WHAT IS REQUIRED:
Repeat each entry in full, exactly.
++++++
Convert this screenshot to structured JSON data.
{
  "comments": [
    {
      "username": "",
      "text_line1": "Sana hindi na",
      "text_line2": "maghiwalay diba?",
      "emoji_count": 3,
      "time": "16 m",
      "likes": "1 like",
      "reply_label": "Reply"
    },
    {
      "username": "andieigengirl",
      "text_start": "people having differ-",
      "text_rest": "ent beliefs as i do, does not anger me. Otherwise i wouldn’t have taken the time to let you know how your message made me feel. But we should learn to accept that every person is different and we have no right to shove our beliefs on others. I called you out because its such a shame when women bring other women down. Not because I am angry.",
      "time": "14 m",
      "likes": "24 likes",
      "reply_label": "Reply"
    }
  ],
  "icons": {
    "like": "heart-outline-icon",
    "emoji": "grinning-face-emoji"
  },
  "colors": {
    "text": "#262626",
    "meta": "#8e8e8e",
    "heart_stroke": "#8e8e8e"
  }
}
++++++
REPLY:
Convert this screenshot to structured JSON data.
{
  "comments": [
    {
      "username": "",
      "text_line1": "Sana hindi na",
      "text_line2": "maghiwalay diba?",
      "emoji_count": 3,
      "time": "16 m",
      "likes": "1 like",
      "reply_label": "Reply"
    },
    {
      "username": "andieigengirl",
      "text_start": "people having differ-",
      "text_rest": "ent beliefs as i do, does not anger me. Otherwise i wouldn’t have taken the time to let you know how your message made me feel. But we should learn to accept that every person is different and we have no right to shove our beliefs on others. I called you out because its such a shame when women bring other women down. Not because I am angry.",
      "time": "14 m",
      "likes": "24 likes",
      "reply_label": "Reply"
    }
  ],
  "icons": {
    "like": "heart-outline-icon",
    "emoji": "grinning-face-emoji"
  },
  "colors": {
    "text": "#262626",
    "meta": "#8e8e8e",
    "heart_stroke": "#8e8e8e"
  }
}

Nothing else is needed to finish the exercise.